- Task to carry out
Write the material out again exactly.

Data excerpts:
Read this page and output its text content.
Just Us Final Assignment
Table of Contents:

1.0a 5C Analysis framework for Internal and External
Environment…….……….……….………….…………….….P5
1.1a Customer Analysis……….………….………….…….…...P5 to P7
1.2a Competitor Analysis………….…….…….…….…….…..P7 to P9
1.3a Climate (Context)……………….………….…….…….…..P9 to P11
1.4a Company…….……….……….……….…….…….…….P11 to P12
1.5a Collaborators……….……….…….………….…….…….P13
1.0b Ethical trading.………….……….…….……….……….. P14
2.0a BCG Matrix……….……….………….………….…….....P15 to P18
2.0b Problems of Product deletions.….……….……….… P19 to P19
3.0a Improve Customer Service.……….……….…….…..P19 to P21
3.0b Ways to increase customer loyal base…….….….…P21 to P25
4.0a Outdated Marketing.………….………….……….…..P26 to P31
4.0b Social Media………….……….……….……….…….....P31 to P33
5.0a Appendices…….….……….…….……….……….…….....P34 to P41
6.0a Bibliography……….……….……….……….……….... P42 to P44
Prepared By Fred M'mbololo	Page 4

- Written answer
Read this page and output its text content.
Just Us Final Assignment
Table of Contents:

1.0a 5C Analysis framework for Internal and External
Environment…….……….……….………….…………….….P5
1.1a Customer Analysis……….………….………….…….…...P5 to P7
1.2a Competitor Analysis………….…….…….…….…….…..P7 to P9
1.3a Climate (Context)……………….………….…….…….…..P9 to P11
1.4a Company…….……….……….……….…….…….…….P11 to P12
1.5a Collaborators……….……….…….………….…….…….P13
1.0b Ethical trading.………….……….…….……….……….. P14
2.0a BCG Matrix……….……….………….………….…….....P15 to P18
2.0b Problems of Product deletions.….……….……….… P19 to P19
3.0a Improve Customer Service.……….……….…….…..P19 to P21
3.0b Ways to increase customer loyal base…….….….…P21 to P25
4.0a Outdated Marketing.………….………….……….…..P26 to P31
4.0b Social Media………….……….……….……….…….....P31 to P33
5.0a Appendices…….….……….…….……….……….…….....P34 to P41
6.0a Bibliography……….……….……….……….……….... P42 to P44
Prepared By Fred M'mbololo	Page 4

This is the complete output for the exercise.